>> start

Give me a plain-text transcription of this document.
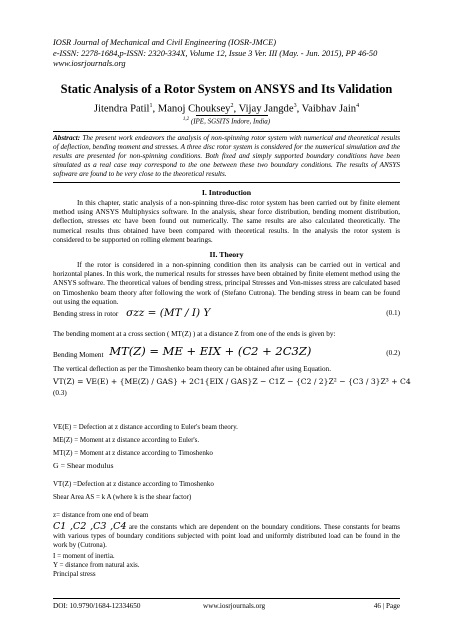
IOSR Journal of Mechanical and Civil Engineering (IOSR-JMCE)
e-ISSN: 2278-1684,p-ISSN: 2320-334X, Volume 12, Issue 3 Ver. III (May. - Jun. 2015), PP 46-50
www.iosrjournals.org
Static Analysis of a Rotor System on ANSYS and Its Validation
Jitendra Patil$^1$, Manoj Chouksey$^2$, Vijay Jangde$^3$, Vaibhav Jain$^4$
$^{1,2}$ (IPE, SGSITS Indore, India)
Abstract: The present work endeavors the analysis of non-spinning rotor system with numerical and theoretical results of deflection, bending moment and stresses. A three disc rotor system is considered for the numerical simulation and the results are presented for non-spinning conditions. Both fixed and simply supported boundary conditions have been simulated as a real case may correspond to the one between these two boundary conditions. The results of ANSYS software are found to be very close to the theoretical results.
I. Introduction
In this chapter, static analysis of a non-spinning three-disc rotor system has been carried out by finite element method using ANSYS Multiphysics software. In the analysis, shear force distribution, bending moment distribution, deflection, stresses etc have been found out numerically. The same results are also calculated theoretically. The numerical results thus obtained have been compared with theoretical results. In the analysis the rotor system is considered to be supported on rolling element bearings.
II. Theory
If the rotor is considered in a non-spinning condition then its analysis can be carried out in vertical and horizontal planes. In this work, the numerical results for stresses have been obtained by finite element method using the ANSYS software. The theoretical values of bending stress, principal Stresses and Von-misses stress are calculated based on Timoshenko beam theory after following the work of (Stefano Cutrona). The bending stress in beam can be found out using the equation.
Bending stress in rotor σzz = (MT / I) Y	(0.1)
The bending moment at a cross section ( MT(Z) ) at a distance Z from one of the ends is given by:
Bending Moment MT(Z) = ME + EIX + (C2 + 2C3Z)	(0.2)
The vertical deflection as per the Timoshenko beam theory can be obtained after using Equation.
VT(Z) = VE(E) + {ME(Z) / GAS} + 2C1{EIX / GAS}Z − C1Z − {C2 / 2}Z² − {C3 / 3}Z³ + C4
(0.3)
VE(E) = Defection at z distance according to Euler's beam theory.
ME(Z) = Moment at z distance according to Euler's.
MT(Z) = Moment at z distance according to Timoshenko
G = Shear modulus
VT(Z) =Defection at z distance according to Timoshenko
Shear Area AS = k A (where k is the shear factor)
z= distance from one end of beam
C1 ,C2 ,C3 ,C4 are the constants which are dependent on the boundary conditions. These constants for beams with various types of boundary conditions subjected with point load and uniformly distributed load can be found in the work by (Cutrona).
I = moment of inertia.
Y = distance from natural axis.
Principal stress
DOI: 10.9790/1684-12334650	www.iosrjournals.org	46 | Page
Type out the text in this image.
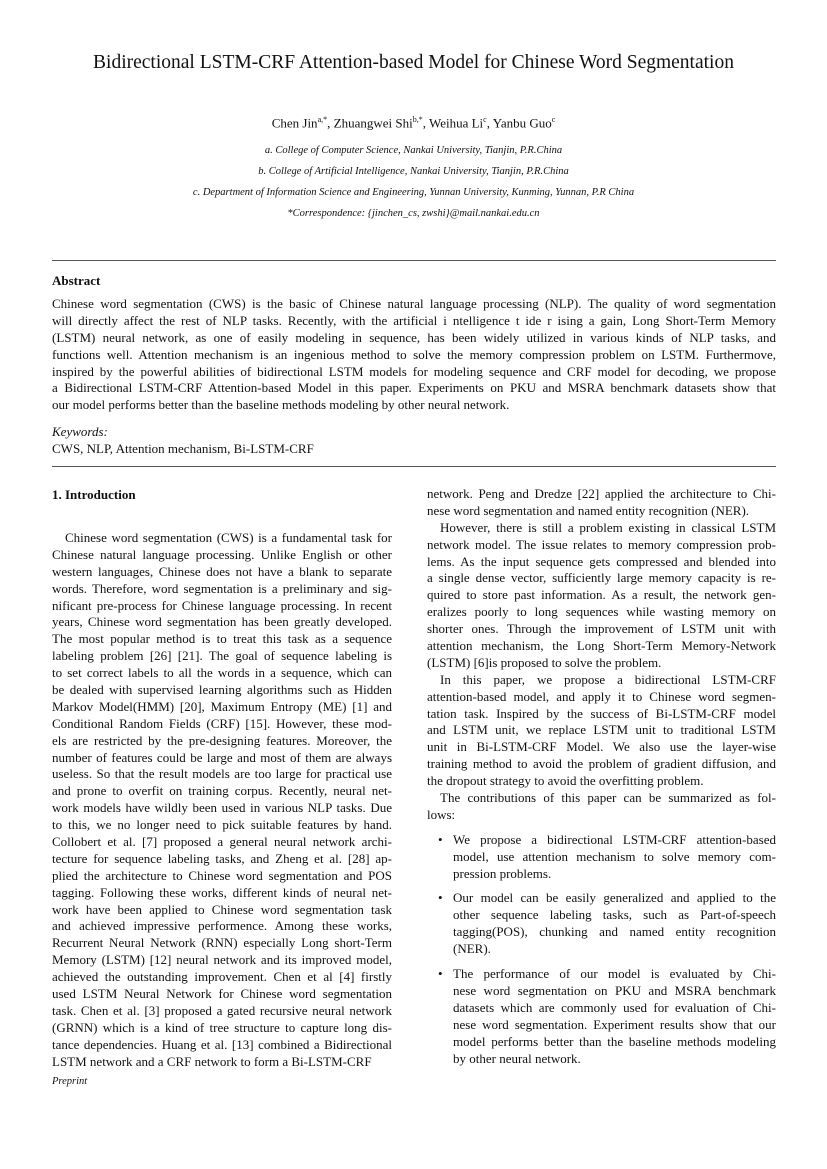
Bidirectional LSTM-CRF Attention-based Model for Chinese Word Segmentation
Chen Jin$^{a,*}$, Zhuangwei Shi$^{b,*}$, Weihua Li$^c$, Yanbu Guo$^c$
a. College of Computer Science, Nankai University, Tianjin, P.R.China
b. College of Artificial Intelligence, Nankai University, Tianjin, P.R.China
c. Department of Information Science and Engineering, Yunnan University, Kunming, Yunnan, P.R China
*Correspondence: {jinchen_cs, zwshi}@mail.nankai.edu.cn
Abstract
Chinese word segmentation (CWS) is the basic of Chinese natural language processing (NLP). The quality of word segmentation
will directly affect the rest of NLP tasks. Recently, with the artificial i ntelligence t ide r ising a gain, Long Short-Term Memory
(LSTM) neural network, as one of easily modeling in sequence, has been widely utilized in various kinds of NLP tasks, and
functions well. Attention mechanism is an ingenious method to solve the memory compression problem on LSTM. Furthermove,
inspired by the powerful abilities of bidirectional LSTM models for modeling sequence and CRF model for decoding, we propose
a Bidirectional LSTM-CRF Attention-based Model in this paper. Experiments on PKU and MSRA benchmark datasets show that
our model performs better than the baseline methods modeling by other neural network.
Keywords:
CWS, NLP, Attention mechanism, Bi-LSTM-CRF
1. Introduction
Chinese word segmentation (CWS) is a fundamental task for
Chinese natural language processing. Unlike English or other
western languages, Chinese does not have a blank to separate
words. Therefore, word segmentation is a preliminary and sig-
nificant pre-process for Chinese language processing. In recent
years, Chinese word segmentation has been greatly developed.
The most popular method is to treat this task as a sequence
labeling problem [26] [21]. The goal of sequence labeling is
to set correct labels to all the words in a sequence, which can
be dealed with supervised learning algorithms such as Hidden
Markov Model(HMM) [20], Maximum Entropy (ME) [1] and
Conditional Random Fields (CRF) [15]. However, these mod-
els are restricted by the pre-designing features. Moreover, the
number of features could be large and most of them are always
useless. So that the result models are too large for practical use
and prone to overfit on training corpus. Recently, neural net-
work models have wildly been used in various NLP tasks. Due
to this, we no longer need to pick suitable features by hand.
Collobert et al. [7] proposed a general neural network archi-
tecture for sequence labeling tasks, and Zheng et al. [28] ap-
plied the architecture to Chinese word segmentation and POS
tagging. Following these works, different kinds of neural net-
work have been applied to Chinese word segmentation task
and achieved impressive performence. Among these works,
Recurrent Neural Network (RNN) especially Long short-Term
Memory (LSTM) [12] neural network and its improved model,
achieved the outstanding improvement. Chen et al [4] firstly
used LSTM Neural Network for Chinese word segmentation
task. Chen et al. [3] proposed a gated recursive neural network
(GRNN) which is a kind of tree structure to capture long dis-
tance dependencies. Huang et al. [13] combined a Bidirectional
LSTM network and a CRF network to form a Bi-LSTM-CRF
network. Peng and Dredze [22] applied the architecture to Chi-
nese word segmentation and named entity recognition (NER).
However, there is still a problem existing in classical LSTM
network model. The issue relates to memory compression prob-
lems. As the input sequence gets compressed and blended into
a single dense vector, sufficiently large memory capacity is re-
quired to store past information. As a result, the network gen-
eralizes poorly to long sequences while wasting memory on
shorter ones. Through the improvement of LSTM unit with
attention mechanism, the Long Short-Term Memory-Network
(LSTM) [6]is proposed to solve the problem.
In this paper, we propose a bidirectional LSTM-CRF
attention-based model, and apply it to Chinese word segmen-
tation task. Inspired by the success of Bi-LSTM-CRF model
and LSTM unit, we replace LSTM unit to traditional LSTM
unit in Bi-LSTM-CRF Model. We also use the layer-wise
training method to avoid the problem of gradient diffusion, and
the dropout strategy to avoid the overfitting problem.
The contributions of this paper can be summarized as fol-
lows:
• We propose a bidirectional LSTM-CRF attention-based
model, use attention mechanism to solve memory com-
pression problems.
• Our model can be easily generalized and applied to the
other sequence labeling tasks, such as Part-of-speech
tagging(POS), chunking and named entity recognition
(NER).
• The performance of our model is evaluated by Chi-
nese word segmentation on PKU and MSRA benchmark
datasets which are commonly used for evaluation of Chi-
nese word segmentation. Experiment results show that our
model performs better than the baseline methods modeling
by other neural network.
Preprint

>> end

▶ [Exercise aim] Without the pictures, write out the whole listing above exactly as it appears.

▶ [Task answer]
Give me a plain-text transcription of this document.
IOSR Journal of Mechanical and Civil Engineering (IOSR-JMCE)
e-ISSN: 2278-1684,p-ISSN: 2320-334X, Volume 12, Issue 3 Ver. III (May. - Jun. 2015), PP 46-50
www.iosrjournals.org
Static Analysis of a Rotor System on ANSYS and Its Validation
Jitendra Patil$^1$, Manoj Chouksey$^2$, Vijay Jangde$^3$, Vaibhav Jain$^4$
$^{1,2}$ (IPE, SGSITS Indore, India)
Abstract: The present work endeavors the analysis of non-spinning rotor system with numerical and theoretical results of deflection, bending moment and stresses. A three disc rotor system is considered for the numerical simulation and the results are presented for non-spinning conditions. Both fixed and simply supported boundary conditions have been simulated as a real case may correspond to the one between these two boundary conditions. The results of ANSYS software are found to be very close to the theoretical results.
I. Introduction
In this chapter, static analysis of a non-spinning three-disc rotor system has been carried out by finite element method using ANSYS Multiphysics software. In the analysis, shear force distribution, bending moment distribution, deflection, stresses etc have been found out numerically. The same results are also calculated theoretically. The numerical results thus obtained have been compared with theoretical results. In the analysis the rotor system is considered to be supported on rolling element bearings.
II. Theory
If the rotor is considered in a non-spinning condition then its analysis can be carried out in vertical and horizontal planes. In this work, the numerical results for stresses have been obtained by finite element method using the ANSYS software. The theoretical values of bending stress, principal Stresses and Von-misses stress are calculated based on Timoshenko beam theory after following the work of (Stefano Cutrona). The bending stress in beam can be found out using the equation.
Bending stress in rotor σzz = (MT / I) Y	(0.1)
The bending moment at a cross section ( MT(Z) ) at a distance Z from one of the ends is given by:
Bending Moment MT(Z) = ME + EIX + (C2 + 2C3Z)	(0.2)
The vertical deflection as per the Timoshenko beam theory can be obtained after using Equation.
VT(Z) = VE(E) + {ME(Z) / GAS} + 2C1{EIX / GAS}Z − C1Z − {C2 / 2}Z² − {C3 / 3}Z³ + C4
(0.3)
VE(E) = Defection at z distance according to Euler's beam theory.
ME(Z) = Moment at z distance according to Euler's.
MT(Z) = Moment at z distance according to Timoshenko
G = Shear modulus
VT(Z) =Defection at z distance according to Timoshenko
Shear Area AS = k A (where k is the shear factor)
z= distance from one end of beam
C1 ,C2 ,C3 ,C4 are the constants which are dependent on the boundary conditions. These constants for beams with various types of boundary conditions subjected with point load and uniformly distributed load can be found in the work by (Cutrona).
I = moment of inertia.
Y = distance from natural axis.
Principal stress
DOI: 10.9790/1684-12334650	www.iosrjournals.org	46 | Page
Type out the text in this image.
Bidirectional LSTM-CRF Attention-based Model for Chinese Word Segmentation
Chen Jin$^{a,*}$, Zhuangwei Shi$^{b,*}$, Weihua Li$^c$, Yanbu Guo$^c$
a. College of Computer Science, Nankai University, Tianjin, P.R.China
b. College of Artificial Intelligence, Nankai University, Tianjin, P.R.China
c. Department of Information Science and Engineering, Yunnan University, Kunming, Yunnan, P.R China
*Correspondence: {jinchen_cs, zwshi}@mail.nankai.edu.cn
Abstract
Chinese word segmentation (CWS) is the basic of Chinese natural language processing (NLP). The quality of word segmentation
will directly affect the rest of NLP tasks. Recently, with the artificial i ntelligence t ide r ising a gain, Long Short-Term Memory
(LSTM) neural network, as one of easily modeling in sequence, has been widely utilized in various kinds of NLP tasks, and
functions well. Attention mechanism is an ingenious method to solve the memory compression problem on LSTM. Furthermove,
inspired by the powerful abilities of bidirectional LSTM models for modeling sequence and CRF model for decoding, we propose
a Bidirectional LSTM-CRF Attention-based Model in this paper. Experiments on PKU and MSRA benchmark datasets show that
our model performs better than the baseline methods modeling by other neural network.
Keywords:
CWS, NLP, Attention mechanism, Bi-LSTM-CRF
1. Introduction
Chinese word segmentation (CWS) is a fundamental task for
Chinese natural language processing. Unlike English or other
western languages, Chinese does not have a blank to separate
words. Therefore, word segmentation is a preliminary and sig-
nificant pre-process for Chinese language processing. In recent
years, Chinese word segmentation has been greatly developed.
The most popular method is to treat this task as a sequence
labeling problem [26] [21]. The goal of sequence labeling is
to set correct labels to all the words in a sequence, which can
be dealed with supervised learning algorithms such as Hidden
Markov Model(HMM) [20], Maximum Entropy (ME) [1] and
Conditional Random Fields (CRF) [15]. However, these mod-
els are restricted by the pre-designing features. Moreover, the
number of features could be large and most of them are always
useless. So that the result models are too large for practical use
and prone to overfit on training corpus. Recently, neural net-
work models have wildly been used in various NLP tasks. Due
to this, we no longer need to pick suitable features by hand.
Collobert et al. [7] proposed a general neural network archi-
tecture for sequence labeling tasks, and Zheng et al. [28] ap-
plied the architecture to Chinese word segmentation and POS
tagging. Following these works, different kinds of neural net-
work have been applied to Chinese word segmentation task
and achieved impressive performence. Among these works,
Recurrent Neural Network (RNN) especially Long short-Term
Memory (LSTM) [12] neural network and its improved model,
achieved the outstanding improvement. Chen et al [4] firstly
used LSTM Neural Network for Chinese word segmentation
task. Chen et al. [3] proposed a gated recursive neural network
(GRNN) which is a kind of tree structure to capture long dis-
tance dependencies. Huang et al. [13] combined a Bidirectional
LSTM network and a CRF network to form a Bi-LSTM-CRF
network. Peng and Dredze [22] applied the architecture to Chi-
nese word segmentation and named entity recognition (NER).
However, there is still a problem existing in classical LSTM
network model. The issue relates to memory compression prob-
lems. As the input sequence gets compressed and blended into
a single dense vector, sufficiently large memory capacity is re-
quired to store past information. As a result, the network gen-
eralizes poorly to long sequences while wasting memory on
shorter ones. Through the improvement of LSTM unit with
attention mechanism, the Long Short-Term Memory-Network
(LSTM) [6]is proposed to solve the problem.
In this paper, we propose a bidirectional LSTM-CRF
attention-based model, and apply it to Chinese word segmen-
tation task. Inspired by the success of Bi-LSTM-CRF model
and LSTM unit, we replace LSTM unit to traditional LSTM
unit in Bi-LSTM-CRF Model. We also use the layer-wise
training method to avoid the problem of gradient diffusion, and
the dropout strategy to avoid the overfitting problem.
The contributions of this paper can be summarized as fol-
lows:
• We propose a bidirectional LSTM-CRF attention-based
model, use attention mechanism to solve memory com-
pression problems.
• Our model can be easily generalized and applied to the
other sequence labeling tasks, such as Part-of-speech
tagging(POS), chunking and named entity recognition
(NER).
• The performance of our model is evaluated by Chi-
nese word segmentation on PKU and MSRA benchmark
datasets which are commonly used for evaluation of Chi-
nese word segmentation. Experiment results show that our
model performs better than the baseline methods modeling
by other neural network.
Preprint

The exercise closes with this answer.